(A run of records)

>>

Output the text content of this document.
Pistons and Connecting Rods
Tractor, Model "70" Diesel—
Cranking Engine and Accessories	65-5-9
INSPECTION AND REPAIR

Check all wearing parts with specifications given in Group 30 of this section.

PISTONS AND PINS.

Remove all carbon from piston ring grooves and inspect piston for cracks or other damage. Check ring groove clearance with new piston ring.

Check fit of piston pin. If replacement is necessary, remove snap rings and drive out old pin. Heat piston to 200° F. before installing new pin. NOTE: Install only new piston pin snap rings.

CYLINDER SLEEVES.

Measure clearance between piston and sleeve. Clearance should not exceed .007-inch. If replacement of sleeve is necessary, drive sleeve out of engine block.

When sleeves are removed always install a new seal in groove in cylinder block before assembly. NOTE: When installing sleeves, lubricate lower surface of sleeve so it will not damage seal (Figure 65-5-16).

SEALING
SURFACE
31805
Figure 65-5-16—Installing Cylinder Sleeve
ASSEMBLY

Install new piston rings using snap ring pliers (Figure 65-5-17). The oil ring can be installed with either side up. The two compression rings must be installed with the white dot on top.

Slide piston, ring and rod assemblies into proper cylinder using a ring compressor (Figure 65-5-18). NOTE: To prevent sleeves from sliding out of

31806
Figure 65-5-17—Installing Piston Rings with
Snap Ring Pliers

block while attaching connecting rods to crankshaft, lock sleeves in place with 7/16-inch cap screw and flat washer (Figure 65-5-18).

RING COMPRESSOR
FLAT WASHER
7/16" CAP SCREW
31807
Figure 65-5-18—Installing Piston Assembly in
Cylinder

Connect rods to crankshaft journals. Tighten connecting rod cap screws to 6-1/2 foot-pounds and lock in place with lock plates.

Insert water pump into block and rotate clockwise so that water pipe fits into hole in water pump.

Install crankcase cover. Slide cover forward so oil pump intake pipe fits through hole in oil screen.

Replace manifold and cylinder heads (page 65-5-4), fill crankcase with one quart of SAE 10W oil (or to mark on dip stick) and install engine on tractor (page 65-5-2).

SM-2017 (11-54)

<<

Using the listing above, retype each line exactly.

Output the text content of this document.
Pistons and Connecting Rods
Tractor, Model "70" Diesel—
Cranking Engine and Accessories	65-5-9
INSPECTION AND REPAIR

Check all wearing parts with specifications given in Group 30 of this section.

PISTONS AND PINS.

Remove all carbon from piston ring grooves and inspect piston for cracks or other damage. Check ring groove clearance with new piston ring.

Check fit of piston pin. If replacement is necessary, remove snap rings and drive out old pin. Heat piston to 200° F. before installing new pin. NOTE: Install only new piston pin snap rings.

CYLINDER SLEEVES.

Measure clearance between piston and sleeve. Clearance should not exceed .007-inch. If replacement of sleeve is necessary, drive sleeve out of engine block.

When sleeves are removed always install a new seal in groove in cylinder block before assembly. NOTE: When installing sleeves, lubricate lower surface of sleeve so it will not damage seal (Figure 65-5-16).

SEALING
SURFACE
31805
Figure 65-5-16—Installing Cylinder Sleeve
ASSEMBLY

Install new piston rings using snap ring pliers (Figure 65-5-17). The oil ring can be installed with either side up. The two compression rings must be installed with the white dot on top.

Slide piston, ring and rod assemblies into proper cylinder using a ring compressor (Figure 65-5-18). NOTE: To prevent sleeves from sliding out of

31806
Figure 65-5-17—Installing Piston Rings with
Snap Ring Pliers

block while attaching connecting rods to crankshaft, lock sleeves in place with 7/16-inch cap screw and flat washer (Figure 65-5-18).

RING COMPRESSOR
FLAT WASHER
7/16" CAP SCREW
31807
Figure 65-5-18—Installing Piston Assembly in
Cylinder

Connect rods to crankshaft journals. Tighten connecting rod cap screws to 6-1/2 foot-pounds and lock in place with lock plates.

Insert water pump into block and rotate clockwise so that water pipe fits into hole in water pump.

Install crankcase cover. Slide cover forward so oil pump intake pipe fits through hole in oil screen.

Replace manifold and cylinder heads (page 65-5-4), fill crankcase with one quart of SAE 10W oil (or to mark on dip stick) and install engine on tractor (page 65-5-2).

SM-2017 (11-54)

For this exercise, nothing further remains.